* INFORMATION PROVIDED *
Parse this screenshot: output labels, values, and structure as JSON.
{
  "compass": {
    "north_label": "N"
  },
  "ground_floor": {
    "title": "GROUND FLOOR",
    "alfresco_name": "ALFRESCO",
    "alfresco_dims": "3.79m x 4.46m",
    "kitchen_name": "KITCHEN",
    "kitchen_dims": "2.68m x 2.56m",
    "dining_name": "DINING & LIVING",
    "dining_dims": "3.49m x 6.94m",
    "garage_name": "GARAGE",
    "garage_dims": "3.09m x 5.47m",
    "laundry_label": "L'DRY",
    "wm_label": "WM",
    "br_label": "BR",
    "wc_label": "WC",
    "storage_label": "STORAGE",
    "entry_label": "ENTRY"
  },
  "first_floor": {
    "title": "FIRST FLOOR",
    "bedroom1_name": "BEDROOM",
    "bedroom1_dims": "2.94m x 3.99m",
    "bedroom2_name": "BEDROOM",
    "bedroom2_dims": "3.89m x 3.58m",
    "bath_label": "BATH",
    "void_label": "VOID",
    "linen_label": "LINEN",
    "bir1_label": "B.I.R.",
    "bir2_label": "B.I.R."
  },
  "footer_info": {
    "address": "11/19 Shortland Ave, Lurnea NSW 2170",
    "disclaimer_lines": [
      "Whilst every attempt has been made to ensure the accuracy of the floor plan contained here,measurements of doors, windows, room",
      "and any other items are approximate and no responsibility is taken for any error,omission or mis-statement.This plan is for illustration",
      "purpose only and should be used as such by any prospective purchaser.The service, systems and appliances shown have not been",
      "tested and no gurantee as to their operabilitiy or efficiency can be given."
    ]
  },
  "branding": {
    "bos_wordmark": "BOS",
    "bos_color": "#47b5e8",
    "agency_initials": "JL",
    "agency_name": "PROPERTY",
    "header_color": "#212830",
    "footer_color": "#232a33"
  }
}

* PROBLEM DETAILS *
Reproduce the records word for word.

* RESULT *
Parse this screenshot: output labels, values, and structure as JSON.
{
  "compass": {
    "north_label": "N"
  },
  "ground_floor": {
    "title": "GROUND FLOOR",
    "alfresco_name": "ALFRESCO",
    "alfresco_dims": "3.79m x 4.46m",
    "kitchen_name": "KITCHEN",
    "kitchen_dims": "2.68m x 2.56m",
    "dining_name": "DINING & LIVING",
    "dining_dims": "3.49m x 6.94m",
    "garage_name": "GARAGE",
    "garage_dims": "3.09m x 5.47m",
    "laundry_label": "L'DRY",
    "wm_label": "WM",
    "br_label": "BR",
    "wc_label": "WC",
    "storage_label": "STORAGE",
    "entry_label": "ENTRY"
  },
  "first_floor": {
    "title": "FIRST FLOOR",
    "bedroom1_name": "BEDROOM",
    "bedroom1_dims": "2.94m x 3.99m",
    "bedroom2_name": "BEDROOM",
    "bedroom2_dims": "3.89m x 3.58m",
    "bath_label": "BATH",
    "void_label": "VOID",
    "linen_label": "LINEN",
    "bir1_label": "B.I.R.",
    "bir2_label": "B.I.R."
  },
  "footer_info": {
    "address": "11/19 Shortland Ave, Lurnea NSW 2170",
    "disclaimer_lines": [
      "Whilst every attempt has been made to ensure the accuracy of the floor plan contained here,measurements of doors, windows, room",
      "and any other items are approximate and no responsibility is taken for any error,omission or mis-statement.This plan is for illustration",
      "purpose only and should be used as such by any prospective purchaser.The service, systems and appliances shown have not been",
      "tested and no gurantee as to their operabilitiy or efficiency can be given."
    ]
  },
  "branding": {
    "bos_wordmark": "BOS",
    "bos_color": "#47b5e8",
    "agency_initials": "JL",
    "agency_name": "PROPERTY",
    "header_color": "#212830",
    "footer_color": "#232a33"
  }
}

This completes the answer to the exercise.